START DATA PROVIDED

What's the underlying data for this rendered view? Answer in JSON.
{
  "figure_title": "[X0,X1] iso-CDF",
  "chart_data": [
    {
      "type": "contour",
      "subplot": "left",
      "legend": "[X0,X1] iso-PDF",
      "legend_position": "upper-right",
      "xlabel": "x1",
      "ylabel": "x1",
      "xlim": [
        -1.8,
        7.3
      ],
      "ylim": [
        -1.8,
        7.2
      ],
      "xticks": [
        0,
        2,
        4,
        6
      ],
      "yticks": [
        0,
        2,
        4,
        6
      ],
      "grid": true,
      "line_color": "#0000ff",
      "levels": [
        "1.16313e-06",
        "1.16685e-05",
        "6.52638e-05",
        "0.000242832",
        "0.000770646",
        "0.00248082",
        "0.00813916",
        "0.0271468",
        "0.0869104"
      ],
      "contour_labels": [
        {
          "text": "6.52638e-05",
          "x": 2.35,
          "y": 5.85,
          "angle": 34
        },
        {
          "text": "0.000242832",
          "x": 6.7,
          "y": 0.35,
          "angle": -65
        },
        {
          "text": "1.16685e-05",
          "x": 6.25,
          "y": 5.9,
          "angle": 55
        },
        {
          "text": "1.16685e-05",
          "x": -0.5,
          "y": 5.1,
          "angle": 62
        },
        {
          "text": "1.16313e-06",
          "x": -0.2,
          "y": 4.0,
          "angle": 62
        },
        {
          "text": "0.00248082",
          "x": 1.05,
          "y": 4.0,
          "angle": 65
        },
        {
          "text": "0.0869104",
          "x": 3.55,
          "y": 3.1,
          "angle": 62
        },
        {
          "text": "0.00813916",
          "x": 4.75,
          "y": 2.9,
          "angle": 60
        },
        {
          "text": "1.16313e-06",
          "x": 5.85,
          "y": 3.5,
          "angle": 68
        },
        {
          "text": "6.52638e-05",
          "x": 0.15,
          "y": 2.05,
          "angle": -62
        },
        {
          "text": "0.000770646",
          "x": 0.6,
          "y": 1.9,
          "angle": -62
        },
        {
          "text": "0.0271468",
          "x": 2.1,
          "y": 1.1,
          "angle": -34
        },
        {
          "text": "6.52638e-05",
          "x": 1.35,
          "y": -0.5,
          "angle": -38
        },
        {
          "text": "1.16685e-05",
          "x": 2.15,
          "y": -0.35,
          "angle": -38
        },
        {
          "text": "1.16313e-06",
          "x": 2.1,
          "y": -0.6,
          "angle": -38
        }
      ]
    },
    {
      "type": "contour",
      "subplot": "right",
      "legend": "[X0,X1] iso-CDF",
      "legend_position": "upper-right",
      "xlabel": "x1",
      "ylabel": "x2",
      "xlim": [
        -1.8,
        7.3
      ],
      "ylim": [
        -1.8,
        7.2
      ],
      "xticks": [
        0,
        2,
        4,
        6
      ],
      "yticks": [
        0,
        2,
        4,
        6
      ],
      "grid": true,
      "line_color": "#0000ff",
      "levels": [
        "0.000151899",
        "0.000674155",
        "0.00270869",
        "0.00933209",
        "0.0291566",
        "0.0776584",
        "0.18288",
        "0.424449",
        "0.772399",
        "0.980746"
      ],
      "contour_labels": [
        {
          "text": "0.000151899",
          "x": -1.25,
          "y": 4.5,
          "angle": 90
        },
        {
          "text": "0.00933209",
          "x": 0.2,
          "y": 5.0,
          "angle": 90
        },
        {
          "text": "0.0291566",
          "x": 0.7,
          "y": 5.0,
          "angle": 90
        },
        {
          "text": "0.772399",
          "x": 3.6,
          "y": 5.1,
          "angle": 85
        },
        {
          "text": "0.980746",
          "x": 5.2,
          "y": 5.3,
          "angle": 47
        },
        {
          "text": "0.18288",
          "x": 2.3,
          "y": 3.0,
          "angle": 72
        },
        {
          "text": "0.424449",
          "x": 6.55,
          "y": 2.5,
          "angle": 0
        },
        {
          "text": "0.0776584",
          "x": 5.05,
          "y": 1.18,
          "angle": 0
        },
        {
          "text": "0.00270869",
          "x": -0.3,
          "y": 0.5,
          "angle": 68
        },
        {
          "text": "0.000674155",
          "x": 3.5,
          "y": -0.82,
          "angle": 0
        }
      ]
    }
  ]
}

END DATA PROVIDED

## WRITTEN TASK
Reproduce the data, keeping every line exactly the same.

## FINISHED EXERCISE
What's the underlying data for this rendered view? Answer in JSON.
{
  "figure_title": "[X0,X1] iso-CDF",
  "chart_data": [
    {
      "type": "contour",
      "subplot": "left",
      "legend": "[X0,X1] iso-PDF",
      "legend_position": "upper-right",
      "xlabel": "x1",
      "ylabel": "x1",
      "xlim": [
        -1.8,
        7.3
      ],
      "ylim": [
        -1.8,
        7.2
      ],
      "xticks": [
        0,
        2,
        4,
        6
      ],
      "yticks": [
        0,
        2,
        4,
        6
      ],
      "grid": true,
      "line_color": "#0000ff",
      "levels": [
        "1.16313e-06",
        "1.16685e-05",
        "6.52638e-05",
        "0.000242832",
        "0.000770646",
        "0.00248082",
        "0.00813916",
        "0.0271468",
        "0.0869104"
      ],
      "contour_labels": [
        {
          "text": "6.52638e-05",
          "x": 2.35,
          "y": 5.85,
          "angle": 34
        },
        {
          "text": "0.000242832",
          "x": 6.7,
          "y": 0.35,
          "angle": -65
        },
        {
          "text": "1.16685e-05",
          "x": 6.25,
          "y": 5.9,
          "angle": 55
        },
        {
          "text": "1.16685e-05",
          "x": -0.5,
          "y": 5.1,
          "angle": 62
        },
        {
          "text": "1.16313e-06",
          "x": -0.2,
          "y": 4.0,
          "angle": 62
        },
        {
          "text": "0.00248082",
          "x": 1.05,
          "y": 4.0,
          "angle": 65
        },
        {
          "text": "0.0869104",
          "x": 3.55,
          "y": 3.1,
          "angle": 62
        },
        {
          "text": "0.00813916",
          "x": 4.75,
          "y": 2.9,
          "angle": 60
        },
        {
          "text": "1.16313e-06",
          "x": 5.85,
          "y": 3.5,
          "angle": 68
        },
        {
          "text": "6.52638e-05",
          "x": 0.15,
          "y": 2.05,
          "angle": -62
        },
        {
          "text": "0.000770646",
          "x": 0.6,
          "y": 1.9,
          "angle": -62
        },
        {
          "text": "0.0271468",
          "x": 2.1,
          "y": 1.1,
          "angle": -34
        },
        {
          "text": "6.52638e-05",
          "x": 1.35,
          "y": -0.5,
          "angle": -38
        },
        {
          "text": "1.16685e-05",
          "x": 2.15,
          "y": -0.35,
          "angle": -38
        },
        {
          "text": "1.16313e-06",
          "x": 2.1,
          "y": -0.6,
          "angle": -38
        }
      ]
    },
    {
      "type": "contour",
      "subplot": "right",
      "legend": "[X0,X1] iso-CDF",
      "legend_position": "upper-right",
      "xlabel": "x1",
      "ylabel": "x2",
      "xlim": [
        -1.8,
        7.3
      ],
      "ylim": [
        -1.8,
        7.2
      ],
      "xticks": [
        0,
        2,
        4,
        6
      ],
      "yticks": [
        0,
        2,
        4,
        6
      ],
      "grid": true,
      "line_color": "#0000ff",
      "levels": [
        "0.000151899",
        "0.000674155",
        "0.00270869",
        "0.00933209",
        "0.0291566",
        "0.0776584",
        "0.18288",
        "0.424449",
        "0.772399",
        "0.980746"
      ],
      "contour_labels": [
        {
          "text": "0.000151899",
          "x": -1.25,
          "y": 4.5,
          "angle": 90
        },
        {
          "text": "0.00933209",
          "x": 0.2,
          "y": 5.0,
          "angle": 90
        },
        {
          "text": "0.0291566",
          "x": 0.7,
          "y": 5.0,
          "angle": 90
        },
        {
          "text": "0.772399",
          "x": 3.6,
          "y": 5.1,
          "angle": 85
        },
        {
          "text": "0.980746",
          "x": 5.2,
          "y": 5.3,
          "angle": 47
        },
        {
          "text": "0.18288",
          "x": 2.3,
          "y": 3.0,
          "angle": 72
        },
        {
          "text": "0.424449",
          "x": 6.55,
          "y": 2.5,
          "angle": 0
        },
        {
          "text": "0.0776584",
          "x": 5.05,
          "y": 1.18,
          "angle": 0
        },
        {
          "text": "0.00270869",
          "x": -0.3,
          "y": 0.5,
          "angle": 68
        },
        {
          "text": "0.000674155",
          "x": 3.5,
          "y": -0.82,
          "angle": 0
        }
      ]
    }
  ]
}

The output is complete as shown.